▸ Problem requirements
Render every line of the entries below as a numbered list, omitting any blank lines.

▸ Data lines
┄┄┄┄┄┄

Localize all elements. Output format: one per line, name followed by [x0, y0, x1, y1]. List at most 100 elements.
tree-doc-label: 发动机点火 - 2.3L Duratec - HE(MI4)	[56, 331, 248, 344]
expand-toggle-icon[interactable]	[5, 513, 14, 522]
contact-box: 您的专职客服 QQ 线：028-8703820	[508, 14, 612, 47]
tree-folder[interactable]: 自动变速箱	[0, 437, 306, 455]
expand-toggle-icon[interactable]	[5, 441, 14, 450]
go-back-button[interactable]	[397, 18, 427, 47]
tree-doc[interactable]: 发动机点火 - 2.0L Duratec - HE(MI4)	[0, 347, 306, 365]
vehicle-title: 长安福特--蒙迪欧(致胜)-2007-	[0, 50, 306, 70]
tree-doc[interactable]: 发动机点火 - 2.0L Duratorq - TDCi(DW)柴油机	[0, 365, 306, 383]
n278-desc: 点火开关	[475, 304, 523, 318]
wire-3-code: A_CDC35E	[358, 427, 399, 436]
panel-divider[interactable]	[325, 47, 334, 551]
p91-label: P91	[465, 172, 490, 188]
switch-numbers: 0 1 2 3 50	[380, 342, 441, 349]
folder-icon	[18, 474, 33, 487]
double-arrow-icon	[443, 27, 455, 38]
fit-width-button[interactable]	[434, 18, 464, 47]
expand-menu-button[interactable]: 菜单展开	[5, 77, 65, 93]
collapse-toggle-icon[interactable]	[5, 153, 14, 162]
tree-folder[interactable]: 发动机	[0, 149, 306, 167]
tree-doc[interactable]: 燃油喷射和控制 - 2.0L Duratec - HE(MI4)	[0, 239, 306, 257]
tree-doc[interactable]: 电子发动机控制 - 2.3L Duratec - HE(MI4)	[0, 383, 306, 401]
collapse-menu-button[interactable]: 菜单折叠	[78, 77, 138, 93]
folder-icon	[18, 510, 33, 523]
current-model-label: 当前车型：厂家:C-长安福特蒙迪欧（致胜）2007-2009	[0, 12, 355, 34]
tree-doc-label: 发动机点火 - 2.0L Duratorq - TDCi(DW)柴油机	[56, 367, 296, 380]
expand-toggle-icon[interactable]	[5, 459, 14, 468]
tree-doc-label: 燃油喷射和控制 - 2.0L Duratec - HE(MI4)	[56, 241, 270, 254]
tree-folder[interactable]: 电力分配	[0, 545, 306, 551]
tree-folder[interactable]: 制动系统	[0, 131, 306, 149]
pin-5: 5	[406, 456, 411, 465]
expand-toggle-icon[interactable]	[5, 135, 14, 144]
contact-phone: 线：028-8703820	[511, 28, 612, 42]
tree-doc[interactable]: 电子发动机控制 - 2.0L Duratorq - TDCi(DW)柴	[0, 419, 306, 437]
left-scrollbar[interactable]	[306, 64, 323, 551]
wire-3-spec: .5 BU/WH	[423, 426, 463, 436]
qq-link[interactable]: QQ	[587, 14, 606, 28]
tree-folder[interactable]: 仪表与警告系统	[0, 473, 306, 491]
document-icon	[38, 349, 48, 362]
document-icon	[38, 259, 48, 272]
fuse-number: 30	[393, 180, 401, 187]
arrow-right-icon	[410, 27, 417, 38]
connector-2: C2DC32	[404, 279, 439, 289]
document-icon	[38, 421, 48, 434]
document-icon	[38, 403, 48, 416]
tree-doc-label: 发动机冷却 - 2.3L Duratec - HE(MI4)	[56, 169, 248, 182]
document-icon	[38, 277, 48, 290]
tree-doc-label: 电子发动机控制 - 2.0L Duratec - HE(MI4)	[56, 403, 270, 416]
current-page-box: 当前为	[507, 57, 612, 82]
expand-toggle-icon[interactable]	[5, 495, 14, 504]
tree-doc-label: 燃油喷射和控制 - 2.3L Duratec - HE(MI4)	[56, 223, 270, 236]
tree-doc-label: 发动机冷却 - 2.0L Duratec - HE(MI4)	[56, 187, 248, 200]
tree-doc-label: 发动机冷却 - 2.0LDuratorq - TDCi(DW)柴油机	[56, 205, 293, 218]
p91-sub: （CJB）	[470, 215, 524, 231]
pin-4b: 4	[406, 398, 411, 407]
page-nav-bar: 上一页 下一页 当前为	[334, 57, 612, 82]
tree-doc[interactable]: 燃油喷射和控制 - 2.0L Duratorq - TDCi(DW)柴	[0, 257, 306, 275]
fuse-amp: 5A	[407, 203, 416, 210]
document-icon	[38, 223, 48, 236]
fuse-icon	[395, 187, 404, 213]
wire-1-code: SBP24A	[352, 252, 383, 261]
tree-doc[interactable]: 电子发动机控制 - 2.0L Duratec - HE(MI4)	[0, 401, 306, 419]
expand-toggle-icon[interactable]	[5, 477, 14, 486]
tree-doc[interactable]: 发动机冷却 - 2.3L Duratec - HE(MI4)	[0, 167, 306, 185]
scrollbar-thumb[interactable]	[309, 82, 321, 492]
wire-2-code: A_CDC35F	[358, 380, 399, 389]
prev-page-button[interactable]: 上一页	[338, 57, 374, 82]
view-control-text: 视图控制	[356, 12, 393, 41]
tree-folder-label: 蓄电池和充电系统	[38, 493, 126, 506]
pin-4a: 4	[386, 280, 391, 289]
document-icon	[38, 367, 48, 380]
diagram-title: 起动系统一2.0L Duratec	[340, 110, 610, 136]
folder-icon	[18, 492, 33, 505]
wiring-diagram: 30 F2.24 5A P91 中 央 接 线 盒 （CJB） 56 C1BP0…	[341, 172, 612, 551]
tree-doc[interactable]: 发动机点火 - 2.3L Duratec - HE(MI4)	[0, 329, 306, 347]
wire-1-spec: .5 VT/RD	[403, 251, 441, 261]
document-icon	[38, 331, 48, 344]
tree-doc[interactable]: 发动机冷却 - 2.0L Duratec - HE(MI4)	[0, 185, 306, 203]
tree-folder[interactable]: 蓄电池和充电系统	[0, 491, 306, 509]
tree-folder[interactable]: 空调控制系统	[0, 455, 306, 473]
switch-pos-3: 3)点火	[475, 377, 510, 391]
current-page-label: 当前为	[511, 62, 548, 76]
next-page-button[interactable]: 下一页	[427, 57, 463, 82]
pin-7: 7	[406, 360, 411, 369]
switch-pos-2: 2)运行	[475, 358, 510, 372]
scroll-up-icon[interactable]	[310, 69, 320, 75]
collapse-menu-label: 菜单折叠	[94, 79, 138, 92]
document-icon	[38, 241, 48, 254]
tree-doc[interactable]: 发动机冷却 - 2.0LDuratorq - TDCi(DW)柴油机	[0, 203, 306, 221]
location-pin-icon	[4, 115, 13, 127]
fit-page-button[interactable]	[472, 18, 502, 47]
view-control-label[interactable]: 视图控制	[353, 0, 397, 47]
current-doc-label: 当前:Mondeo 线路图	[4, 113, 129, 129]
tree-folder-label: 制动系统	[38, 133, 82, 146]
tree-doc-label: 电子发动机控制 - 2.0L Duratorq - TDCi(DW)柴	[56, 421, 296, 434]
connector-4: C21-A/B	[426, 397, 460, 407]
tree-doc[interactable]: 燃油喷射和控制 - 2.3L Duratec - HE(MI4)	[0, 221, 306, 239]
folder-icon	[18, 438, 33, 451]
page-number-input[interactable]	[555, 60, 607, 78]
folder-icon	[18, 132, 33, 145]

┄┄┄┄┄┄

▸ Task response
1. Localize all elements. Output format: one per line, name followed by [x0, y0, x1, y1]. List at most 100 elements.
2. tree-doc-label: 发动机点火 - 2.3L Duratec - HE(MI4)	[56, 331, 248, 344]
3. expand-toggle-icon[interactable]	[5, 513, 14, 522]
4. contact-box: 您的专职客服 QQ 线：028-8703820	[508, 14, 612, 47]
5. tree-folder[interactable]: 自动变速箱	[0, 437, 306, 455]
6. expand-toggle-icon[interactable]	[5, 441, 14, 450]
7. go-back-button[interactable]	[397, 18, 427, 47]
8. tree-doc[interactable]: 发动机点火 - 2.0L Duratec - HE(MI4)	[0, 347, 306, 365]
9. vehicle-title: 长安福特--蒙迪欧(致胜)-2007-	[0, 50, 306, 70]
10. tree-doc[interactable]: 发动机点火 - 2.0L Duratorq - TDCi(DW)柴油机	[0, 365, 306, 383]
11. n278-desc: 点火开关	[475, 304, 523, 318]
12. wire-3-code: A_CDC35E	[358, 427, 399, 436]
13. panel-divider[interactable]	[325, 47, 334, 551]
14. p91-label: P91	[465, 172, 490, 188]
15. switch-numbers: 0 1 2 3 50	[380, 342, 441, 349]
16. folder-icon	[18, 474, 33, 487]
17. double-arrow-icon	[443, 27, 455, 38]
18. fit-width-button[interactable]	[434, 18, 464, 47]
19. expand-menu-button[interactable]: 菜单展开	[5, 77, 65, 93]
20. collapse-toggle-icon[interactable]	[5, 153, 14, 162]
21. tree-folder[interactable]: 发动机	[0, 149, 306, 167]
22. tree-doc[interactable]: 燃油喷射和控制 - 2.0L Duratec - HE(MI4)	[0, 239, 306, 257]
23. tree-doc[interactable]: 电子发动机控制 - 2.3L Duratec - HE(MI4)	[0, 383, 306, 401]
24. collapse-menu-button[interactable]: 菜单折叠	[78, 77, 138, 93]
25. folder-icon	[18, 510, 33, 523]
26. current-model-label: 当前车型：厂家:C-长安福特蒙迪欧（致胜）2007-2009	[0, 12, 355, 34]
27. tree-doc-label: 发动机点火 - 2.0L Duratorq - TDCi(DW)柴油机	[56, 367, 296, 380]
28. expand-toggle-icon[interactable]	[5, 459, 14, 468]
29. tree-doc-label: 燃油喷射和控制 - 2.0L Duratec - HE(MI4)	[56, 241, 270, 254]
30. tree-folder[interactable]: 电力分配	[0, 545, 306, 551]
31. tree-folder[interactable]: 制动系统	[0, 131, 306, 149]
32. pin-5: 5	[406, 456, 411, 465]
33. expand-toggle-icon[interactable]	[5, 135, 14, 144]
34. contact-phone: 线：028-8703820	[511, 28, 612, 42]
35. tree-doc[interactable]: 电子发动机控制 - 2.0L Duratorq - TDCi(DW)柴	[0, 419, 306, 437]
36. left-scrollbar[interactable]	[306, 64, 323, 551]
37. wire-3-spec: .5 BU/WH	[423, 426, 463, 436]
38. qq-link[interactable]: QQ	[587, 14, 606, 28]
39. tree-folder[interactable]: 仪表与警告系统	[0, 473, 306, 491]
40. document-icon	[38, 349, 48, 362]
41. document-icon	[38, 259, 48, 272]
42. fuse-number: 30	[393, 180, 401, 187]
43. arrow-right-icon	[410, 27, 417, 38]
44. connector-2: C2DC32	[404, 279, 439, 289]
45. document-icon	[38, 421, 48, 434]
46. document-icon	[38, 403, 48, 416]
47. tree-doc-label: 发动机冷却 - 2.3L Duratec - HE(MI4)	[56, 169, 248, 182]
48. document-icon	[38, 277, 48, 290]
49. tree-doc-label: 电子发动机控制 - 2.0L Duratec - HE(MI4)	[56, 403, 270, 416]
50. current-page-box: 当前为	[507, 57, 612, 82]
51. expand-toggle-icon[interactable]	[5, 495, 14, 504]
52. tree-doc-label: 燃油喷射和控制 - 2.3L Duratec - HE(MI4)	[56, 223, 270, 236]
53. tree-doc-label: 发动机冷却 - 2.0L Duratec - HE(MI4)	[56, 187, 248, 200]
54. tree-doc-label: 发动机冷却 - 2.0LDuratorq - TDCi(DW)柴油机	[56, 205, 293, 218]
55. p91-sub: （CJB）	[470, 215, 524, 231]
56. pin-4b: 4	[406, 398, 411, 407]
57. page-nav-bar: 上一页 下一页 当前为	[334, 57, 612, 82]
58. tree-doc[interactable]: 燃油喷射和控制 - 2.0L Duratorq - TDCi(DW)柴	[0, 257, 306, 275]
59. fuse-amp: 5A	[407, 203, 416, 210]
60. document-icon	[38, 223, 48, 236]
61. fuse-icon	[395, 187, 404, 213]
62. wire-1-code: SBP24A	[352, 252, 383, 261]
63. tree-doc[interactable]: 电子发动机控制 - 2.0L Duratec - HE(MI4)	[0, 401, 306, 419]
64. expand-toggle-icon[interactable]	[5, 477, 14, 486]
65. tree-doc[interactable]: 发动机冷却 - 2.3L Duratec - HE(MI4)	[0, 167, 306, 185]
66. scrollbar-thumb[interactable]	[309, 82, 321, 492]
67. wire-2-code: A_CDC35F	[358, 380, 399, 389]
68. prev-page-button[interactable]: 上一页	[338, 57, 374, 82]
69. view-control-text: 视图控制	[356, 12, 393, 41]
70. tree-folder-label: 蓄电池和充电系统	[38, 493, 126, 506]
71. pin-4a: 4	[386, 280, 391, 289]
72. document-icon	[38, 367, 48, 380]
73. diagram-title: 起动系统一2.0L Duratec	[340, 110, 610, 136]
74. folder-icon	[18, 492, 33, 505]
75. wiring-diagram: 30 F2.24 5A P91 中 央 接 线 盒 （CJB） 56 C1BP0…	[341, 172, 612, 551]
76. tree-doc[interactable]: 发动机点火 - 2.3L Duratec - HE(MI4)	[0, 329, 306, 347]
77. wire-1-spec: .5 VT/RD	[403, 251, 441, 261]
78. document-icon	[38, 331, 48, 344]
79. tree-doc[interactable]: 发动机冷却 - 2.0L Duratec - HE(MI4)	[0, 185, 306, 203]
80. tree-folder[interactable]: 蓄电池和充电系统	[0, 491, 306, 509]
81. tree-folder[interactable]: 空调控制系统	[0, 455, 306, 473]
82. switch-pos-3: 3)点火	[475, 377, 510, 391]
83. current-page-label: 当前为	[511, 62, 548, 76]
84. next-page-button[interactable]: 下一页	[427, 57, 463, 82]
85. pin-7: 7	[406, 360, 411, 369]
86. switch-pos-2: 2)运行	[475, 358, 510, 372]
87. scroll-up-icon[interactable]	[310, 69, 320, 75]
88. collapse-menu-label: 菜单折叠	[94, 79, 138, 92]
89. document-icon	[38, 241, 48, 254]
90. tree-doc[interactable]: 发动机冷却 - 2.0LDuratorq - TDCi(DW)柴油机	[0, 203, 306, 221]
91. location-pin-icon	[4, 115, 13, 127]
92. fit-page-button[interactable]	[472, 18, 502, 47]
93. view-control-label[interactable]: 视图控制	[353, 0, 397, 47]
94. current-doc-label: 当前:Mondeo 线路图	[4, 113, 129, 129]
95. tree-folder-label: 制动系统	[38, 133, 82, 146]
96. tree-doc-label: 电子发动机控制 - 2.0L Duratorq - TDCi(DW)柴	[56, 421, 296, 434]
97. connector-4: C21-A/B	[426, 397, 460, 407]
98. tree-doc[interactable]: 燃油喷射和控制 - 2.3L Duratec - HE(MI4)	[0, 221, 306, 239]
99. folder-icon	[18, 438, 33, 451]
100. page-number-input[interactable]	[555, 60, 607, 78]
101. folder-icon	[18, 132, 33, 145]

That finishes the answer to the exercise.